-- Begin Records to process --

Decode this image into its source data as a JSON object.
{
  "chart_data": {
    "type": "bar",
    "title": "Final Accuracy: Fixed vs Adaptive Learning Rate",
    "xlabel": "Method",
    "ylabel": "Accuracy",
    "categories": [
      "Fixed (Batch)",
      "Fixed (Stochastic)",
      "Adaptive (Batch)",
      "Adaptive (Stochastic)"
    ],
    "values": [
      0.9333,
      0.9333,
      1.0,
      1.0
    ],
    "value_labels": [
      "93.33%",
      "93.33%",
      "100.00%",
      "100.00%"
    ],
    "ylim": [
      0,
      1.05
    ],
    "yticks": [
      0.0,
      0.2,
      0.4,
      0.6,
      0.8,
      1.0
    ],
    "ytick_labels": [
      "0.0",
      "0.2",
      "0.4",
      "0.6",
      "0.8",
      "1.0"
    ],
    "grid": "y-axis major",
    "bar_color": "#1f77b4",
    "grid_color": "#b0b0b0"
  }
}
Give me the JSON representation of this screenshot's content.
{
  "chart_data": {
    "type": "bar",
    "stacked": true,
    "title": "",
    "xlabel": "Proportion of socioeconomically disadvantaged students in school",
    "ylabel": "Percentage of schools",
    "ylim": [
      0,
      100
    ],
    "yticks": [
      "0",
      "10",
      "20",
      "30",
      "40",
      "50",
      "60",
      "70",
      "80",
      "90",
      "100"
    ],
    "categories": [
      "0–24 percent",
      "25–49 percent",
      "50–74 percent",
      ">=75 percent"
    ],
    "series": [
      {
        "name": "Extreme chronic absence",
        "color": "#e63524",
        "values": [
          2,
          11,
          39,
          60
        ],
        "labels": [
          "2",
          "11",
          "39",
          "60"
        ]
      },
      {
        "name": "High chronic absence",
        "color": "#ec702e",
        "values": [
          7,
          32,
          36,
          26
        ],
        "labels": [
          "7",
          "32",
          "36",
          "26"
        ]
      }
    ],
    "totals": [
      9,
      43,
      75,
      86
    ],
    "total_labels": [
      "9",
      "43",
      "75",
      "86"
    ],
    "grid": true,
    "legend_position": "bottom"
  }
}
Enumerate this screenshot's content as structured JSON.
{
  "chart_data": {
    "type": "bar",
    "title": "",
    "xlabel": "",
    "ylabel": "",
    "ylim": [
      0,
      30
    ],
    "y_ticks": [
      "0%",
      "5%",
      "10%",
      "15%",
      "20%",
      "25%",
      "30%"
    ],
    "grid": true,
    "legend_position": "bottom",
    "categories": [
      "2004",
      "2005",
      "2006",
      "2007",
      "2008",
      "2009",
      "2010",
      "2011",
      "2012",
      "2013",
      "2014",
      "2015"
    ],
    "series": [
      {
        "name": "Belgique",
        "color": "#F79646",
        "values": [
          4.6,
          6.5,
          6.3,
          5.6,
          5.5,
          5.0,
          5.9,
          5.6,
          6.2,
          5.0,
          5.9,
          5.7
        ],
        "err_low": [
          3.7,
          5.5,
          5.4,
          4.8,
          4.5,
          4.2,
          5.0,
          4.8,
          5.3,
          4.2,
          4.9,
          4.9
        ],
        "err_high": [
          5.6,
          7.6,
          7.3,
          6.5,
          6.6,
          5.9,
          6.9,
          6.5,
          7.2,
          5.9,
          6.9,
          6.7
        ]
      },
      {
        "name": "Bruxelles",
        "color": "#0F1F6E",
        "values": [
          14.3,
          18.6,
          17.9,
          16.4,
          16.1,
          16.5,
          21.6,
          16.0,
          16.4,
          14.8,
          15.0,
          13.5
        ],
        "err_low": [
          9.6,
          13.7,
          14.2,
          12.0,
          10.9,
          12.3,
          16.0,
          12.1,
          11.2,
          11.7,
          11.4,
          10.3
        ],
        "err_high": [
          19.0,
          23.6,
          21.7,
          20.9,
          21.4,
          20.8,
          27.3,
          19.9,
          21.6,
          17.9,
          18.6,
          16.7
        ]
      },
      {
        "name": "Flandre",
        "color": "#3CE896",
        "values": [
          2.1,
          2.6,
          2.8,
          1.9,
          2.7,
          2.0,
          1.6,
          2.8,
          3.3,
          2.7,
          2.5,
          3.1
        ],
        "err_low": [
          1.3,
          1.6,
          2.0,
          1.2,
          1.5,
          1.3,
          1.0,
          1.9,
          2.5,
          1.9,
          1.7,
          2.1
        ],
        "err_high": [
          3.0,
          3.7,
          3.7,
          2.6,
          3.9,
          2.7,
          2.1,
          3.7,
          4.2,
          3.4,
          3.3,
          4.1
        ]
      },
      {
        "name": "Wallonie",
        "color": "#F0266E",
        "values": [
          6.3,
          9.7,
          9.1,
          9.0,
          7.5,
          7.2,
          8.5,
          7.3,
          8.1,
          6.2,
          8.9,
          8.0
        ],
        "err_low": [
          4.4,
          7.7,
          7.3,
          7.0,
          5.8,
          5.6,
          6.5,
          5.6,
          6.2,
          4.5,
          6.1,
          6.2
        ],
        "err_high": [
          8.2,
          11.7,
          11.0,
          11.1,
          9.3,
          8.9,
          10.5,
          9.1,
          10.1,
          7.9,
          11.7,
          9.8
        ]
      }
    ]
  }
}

-- End Records to process --

--- Set exercise ---
Retype the records above exactly.

--- Solution to the exercise ---
Decode this image into its source data as a JSON object.
{
  "chart_data": {
    "type": "bar",
    "title": "Final Accuracy: Fixed vs Adaptive Learning Rate",
    "xlabel": "Method",
    "ylabel": "Accuracy",
    "categories": [
      "Fixed (Batch)",
      "Fixed (Stochastic)",
      "Adaptive (Batch)",
      "Adaptive (Stochastic)"
    ],
    "values": [
      0.9333,
      0.9333,
      1.0,
      1.0
    ],
    "value_labels": [
      "93.33%",
      "93.33%",
      "100.00%",
      "100.00%"
    ],
    "ylim": [
      0,
      1.05
    ],
    "yticks": [
      0.0,
      0.2,
      0.4,
      0.6,
      0.8,
      1.0
    ],
    "ytick_labels": [
      "0.0",
      "0.2",
      "0.4",
      "0.6",
      "0.8",
      "1.0"
    ],
    "grid": "y-axis major",
    "bar_color": "#1f77b4",
    "grid_color": "#b0b0b0"
  }
}
Give me the JSON representation of this screenshot's content.
{
  "chart_data": {
    "type": "bar",
    "stacked": true,
    "title": "",
    "xlabel": "Proportion of socioeconomically disadvantaged students in school",
    "ylabel": "Percentage of schools",
    "ylim": [
      0,
      100
    ],
    "yticks": [
      "0",
      "10",
      "20",
      "30",
      "40",
      "50",
      "60",
      "70",
      "80",
      "90",
      "100"
    ],
    "categories": [
      "0–24 percent",
      "25–49 percent",
      "50–74 percent",
      ">=75 percent"
    ],
    "series": [
      {
        "name": "Extreme chronic absence",
        "color": "#e63524",
        "values": [
          2,
          11,
          39,
          60
        ],
        "labels": [
          "2",
          "11",
          "39",
          "60"
        ]
      },
      {
        "name": "High chronic absence",
        "color": "#ec702e",
        "values": [
          7,
          32,
          36,
          26
        ],
        "labels": [
          "7",
          "32",
          "36",
          "26"
        ]
      }
    ],
    "totals": [
      9,
      43,
      75,
      86
    ],
    "total_labels": [
      "9",
      "43",
      "75",
      "86"
    ],
    "grid": true,
    "legend_position": "bottom"
  }
}
Enumerate this screenshot's content as structured JSON.
{
  "chart_data": {
    "type": "bar",
    "title": "",
    "xlabel": "",
    "ylabel": "",
    "ylim": [
      0,
      30
    ],
    "y_ticks": [
      "0%",
      "5%",
      "10%",
      "15%",
      "20%",
      "25%",
      "30%"
    ],
    "grid": true,
    "legend_position": "bottom",
    "categories": [
      "2004",
      "2005",
      "2006",
      "2007",
      "2008",
      "2009",
      "2010",
      "2011",
      "2012",
      "2013",
      "2014",
      "2015"
    ],
    "series": [
      {
        "name": "Belgique",
        "color": "#F79646",
        "values": [
          4.6,
          6.5,
          6.3,
          5.6,
          5.5,
          5.0,
          5.9,
          5.6,
          6.2,
          5.0,
          5.9,
          5.7
        ],
        "err_low": [
          3.7,
          5.5,
          5.4,
          4.8,
          4.5,
          4.2,
          5.0,
          4.8,
          5.3,
          4.2,
          4.9,
          4.9
        ],
        "err_high": [
          5.6,
          7.6,
          7.3,
          6.5,
          6.6,
          5.9,
          6.9,
          6.5,
          7.2,
          5.9,
          6.9,
          6.7
        ]
      },
      {
        "name": "Bruxelles",
        "color": "#0F1F6E",
        "values": [
          14.3,
          18.6,
          17.9,
          16.4,
          16.1,
          16.5,
          21.6,
          16.0,
          16.4,
          14.8,
          15.0,
          13.5
        ],
        "err_low": [
          9.6,
          13.7,
          14.2,
          12.0,
          10.9,
          12.3,
          16.0,
          12.1,
          11.2,
          11.7,
          11.4,
          10.3
        ],
        "err_high": [
          19.0,
          23.6,
          21.7,
          20.9,
          21.4,
          20.8,
          27.3,
          19.9,
          21.6,
          17.9,
          18.6,
          16.7
        ]
      },
      {
        "name": "Flandre",
        "color": "#3CE896",
        "values": [
          2.1,
          2.6,
          2.8,
          1.9,
          2.7,
          2.0,
          1.6,
          2.8,
          3.3,
          2.7,
          2.5,
          3.1
        ],
        "err_low": [
          1.3,
          1.6,
          2.0,
          1.2,
          1.5,
          1.3,
          1.0,
          1.9,
          2.5,
          1.9,
          1.7,
          2.1
        ],
        "err_high": [
          3.0,
          3.7,
          3.7,
          2.6,
          3.9,
          2.7,
          2.1,
          3.7,
          4.2,
          3.4,
          3.3,
          4.1
        ]
      },
      {
        "name": "Wallonie",
        "color": "#F0266E",
        "values": [
          6.3,
          9.7,
          9.1,
          9.0,
          7.5,
          7.2,
          8.5,
          7.3,
          8.1,
          6.2,
          8.9,
          8.0
        ],
        "err_low": [
          4.4,
          7.7,
          7.3,
          7.0,
          5.8,
          5.6,
          6.5,
          5.6,
          6.2,
          4.5,
          6.1,
          6.2
        ],
        "err_high": [
          8.2,
          11.7,
          11.0,
          11.1,
          9.3,
          8.9,
          10.5,
          9.1,
          10.1,
          7.9,
          11.7,
          9.8
        ]
      }
    ]
  }
}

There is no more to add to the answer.